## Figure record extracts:
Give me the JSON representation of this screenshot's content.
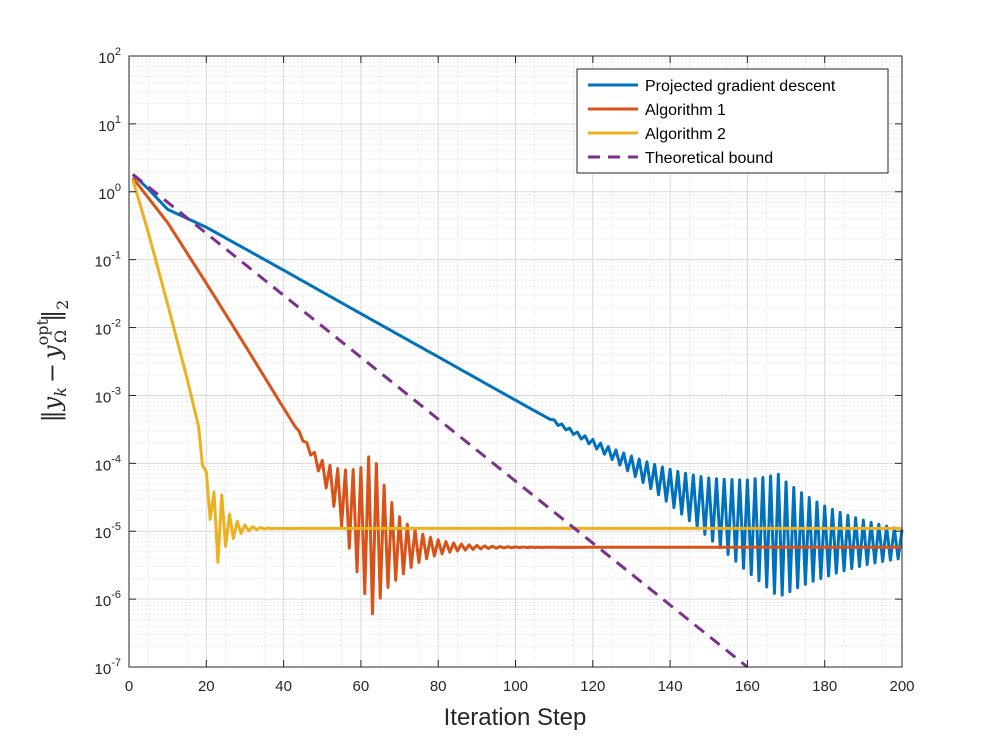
{
  "chart_data": {
    "type": "line",
    "xlabel": "Iteration Step",
    "ylabel": "||y_k − y_Ω^opt||_2",
    "ylabel_parts": {
      "main": "y",
      "sub_k": "k",
      "minus": "−",
      "sup": "opt",
      "sub_omega": "Ω",
      "norm_sub": "2"
    },
    "yscale": "log",
    "xlim": [
      0,
      200
    ],
    "ylim_exp": [
      -7,
      2
    ],
    "x_ticks": [
      0,
      20,
      40,
      60,
      80,
      100,
      120,
      140,
      160,
      180,
      200
    ],
    "y_ticks": [
      {
        "base": "10",
        "exp": "-7"
      },
      {
        "base": "10",
        "exp": "-6"
      },
      {
        "base": "10",
        "exp": "-5"
      },
      {
        "base": "10",
        "exp": "-4"
      },
      {
        "base": "10",
        "exp": "-3"
      },
      {
        "base": "10",
        "exp": "-2"
      },
      {
        "base": "10",
        "exp": "-1"
      },
      {
        "base": "10",
        "exp": "0"
      },
      {
        "base": "10",
        "exp": "1"
      },
      {
        "base": "10",
        "exp": "2"
      }
    ],
    "grid": true,
    "minor_grid": true,
    "legend_position": "top-right",
    "series": [
      {
        "name": "Projected gradient descent",
        "color": "#0072bd",
        "style": "solid",
        "points": [
          [
            1,
            1.8
          ],
          [
            5,
            1.1
          ],
          [
            10,
            0.55
          ],
          [
            20,
            0.3
          ],
          [
            40,
            0.07
          ],
          [
            60,
            0.016
          ],
          [
            80,
            0.0037
          ],
          [
            100,
            0.00085
          ],
          [
            120,
            0.0002
          ],
          [
            140,
            4.5e-05
          ],
          [
            150,
            2.2e-05
          ],
          [
            160,
            1.2e-05
          ],
          [
            170,
            8e-06
          ],
          [
            180,
            7e-06
          ],
          [
            200,
            6.5e-06
          ]
        ],
        "oscillation": {
          "start": 110,
          "amp_start": 0.05,
          "amp_peak": 1.8,
          "peak_at": 168,
          "decay": 0.045,
          "period": 2
        }
      },
      {
        "name": "Algorithm 1",
        "color": "#d95319",
        "style": "solid",
        "points": [
          [
            1,
            1.6
          ],
          [
            10,
            0.35
          ],
          [
            20,
            0.045
          ],
          [
            30,
            0.0055
          ],
          [
            40,
            0.00065
          ],
          [
            50,
            8e-05
          ],
          [
            60,
            1.2e-05
          ],
          [
            70,
            5.8e-06
          ],
          [
            200,
            5.8e-06
          ]
        ],
        "oscillation": {
          "start": 44,
          "amp_start": 0.05,
          "amp_peak": 2.4,
          "peak_at": 63,
          "decay": 0.14,
          "period": 2
        }
      },
      {
        "name": "Algorithm 2",
        "color": "#edb120",
        "style": "solid",
        "points": [
          [
            1,
            1.5
          ],
          [
            5,
            0.25
          ],
          [
            10,
            0.022
          ],
          [
            15,
            0.0018
          ],
          [
            18,
            0.00035
          ],
          [
            20,
            5e-05
          ],
          [
            22,
            1.5e-05
          ],
          [
            26,
            1.1e-05
          ],
          [
            200,
            1.1e-05
          ]
        ],
        "oscillation": {
          "start": 19,
          "amp_start": 0.3,
          "amp_peak": 1.2,
          "peak_at": 23,
          "decay": 0.35,
          "period": 2
        }
      },
      {
        "name": "Theoretical bound",
        "color": "#7e2f8e",
        "style": "dashed",
        "points": [
          [
            1,
            1.8
          ],
          [
            160,
            1e-07
          ]
        ]
      }
    ]
  }
}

## GIVEN REQUEST:
Check each line above for the word "name" and say how many have it, with nothing else.

## WRITTEN ANSWER:
4